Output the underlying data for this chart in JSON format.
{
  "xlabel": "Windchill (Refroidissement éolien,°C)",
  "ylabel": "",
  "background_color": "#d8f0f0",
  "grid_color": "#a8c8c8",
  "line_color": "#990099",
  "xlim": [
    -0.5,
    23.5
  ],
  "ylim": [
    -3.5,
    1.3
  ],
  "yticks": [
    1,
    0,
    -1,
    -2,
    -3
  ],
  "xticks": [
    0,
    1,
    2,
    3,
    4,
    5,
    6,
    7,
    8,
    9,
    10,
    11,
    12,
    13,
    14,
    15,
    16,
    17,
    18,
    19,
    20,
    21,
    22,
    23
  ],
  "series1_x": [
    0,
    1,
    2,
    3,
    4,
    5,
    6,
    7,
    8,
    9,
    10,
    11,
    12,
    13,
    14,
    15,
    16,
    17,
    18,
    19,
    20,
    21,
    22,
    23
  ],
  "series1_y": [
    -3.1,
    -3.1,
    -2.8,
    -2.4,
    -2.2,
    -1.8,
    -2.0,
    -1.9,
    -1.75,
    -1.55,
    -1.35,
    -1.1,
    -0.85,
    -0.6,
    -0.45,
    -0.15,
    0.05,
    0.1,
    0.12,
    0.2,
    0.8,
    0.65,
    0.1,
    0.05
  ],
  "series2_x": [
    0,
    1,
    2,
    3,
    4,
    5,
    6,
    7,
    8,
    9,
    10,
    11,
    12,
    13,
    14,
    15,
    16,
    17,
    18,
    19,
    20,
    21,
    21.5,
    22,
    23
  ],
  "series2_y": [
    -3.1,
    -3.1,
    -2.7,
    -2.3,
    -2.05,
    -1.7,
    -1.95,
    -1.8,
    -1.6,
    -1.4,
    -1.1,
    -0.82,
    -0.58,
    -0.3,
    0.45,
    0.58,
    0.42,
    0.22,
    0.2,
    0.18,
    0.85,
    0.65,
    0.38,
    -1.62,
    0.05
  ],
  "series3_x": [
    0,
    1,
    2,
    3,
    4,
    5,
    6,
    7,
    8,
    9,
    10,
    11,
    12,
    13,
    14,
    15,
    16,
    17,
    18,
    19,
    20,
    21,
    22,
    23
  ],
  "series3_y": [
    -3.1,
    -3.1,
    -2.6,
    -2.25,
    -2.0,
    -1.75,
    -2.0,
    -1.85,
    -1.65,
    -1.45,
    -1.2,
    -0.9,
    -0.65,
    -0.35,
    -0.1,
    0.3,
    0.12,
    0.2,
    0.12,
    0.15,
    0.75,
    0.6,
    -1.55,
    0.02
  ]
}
--
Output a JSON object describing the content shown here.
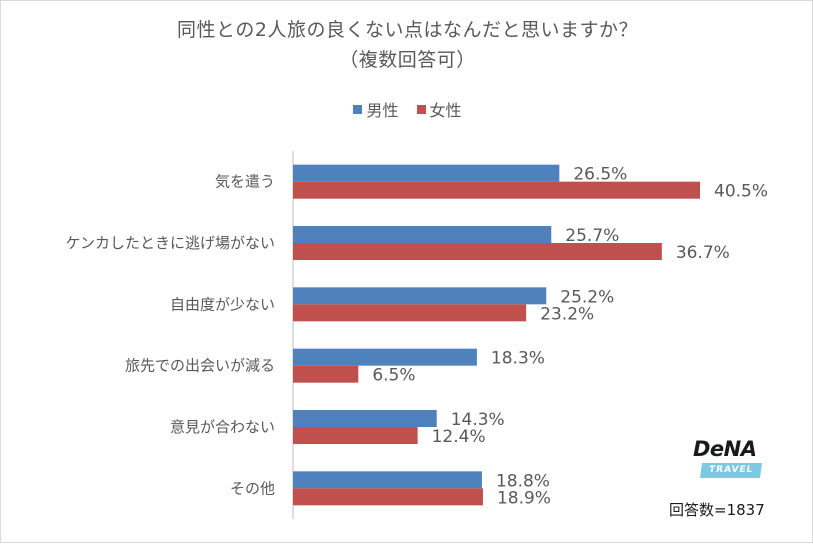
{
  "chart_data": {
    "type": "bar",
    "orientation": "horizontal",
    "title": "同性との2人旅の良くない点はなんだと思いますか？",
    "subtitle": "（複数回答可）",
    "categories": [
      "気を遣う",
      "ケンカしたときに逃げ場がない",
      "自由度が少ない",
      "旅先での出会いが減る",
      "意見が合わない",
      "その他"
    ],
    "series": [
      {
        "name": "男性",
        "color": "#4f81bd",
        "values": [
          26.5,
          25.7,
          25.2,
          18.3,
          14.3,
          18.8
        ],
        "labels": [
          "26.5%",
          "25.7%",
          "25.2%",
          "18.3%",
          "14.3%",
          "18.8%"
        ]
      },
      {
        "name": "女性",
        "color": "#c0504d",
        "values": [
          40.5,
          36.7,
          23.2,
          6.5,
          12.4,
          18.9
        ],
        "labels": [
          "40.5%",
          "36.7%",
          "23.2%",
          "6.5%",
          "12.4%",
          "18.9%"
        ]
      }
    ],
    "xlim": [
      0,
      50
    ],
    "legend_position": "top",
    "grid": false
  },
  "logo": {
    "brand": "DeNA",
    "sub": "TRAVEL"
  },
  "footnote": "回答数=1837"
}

* **Task goal**: Copy each line above that contains the string "JSON".

* **Solution to this problem**:
Output the underlying data for this chart in JSON format.
Output a JSON object describing the content shown here.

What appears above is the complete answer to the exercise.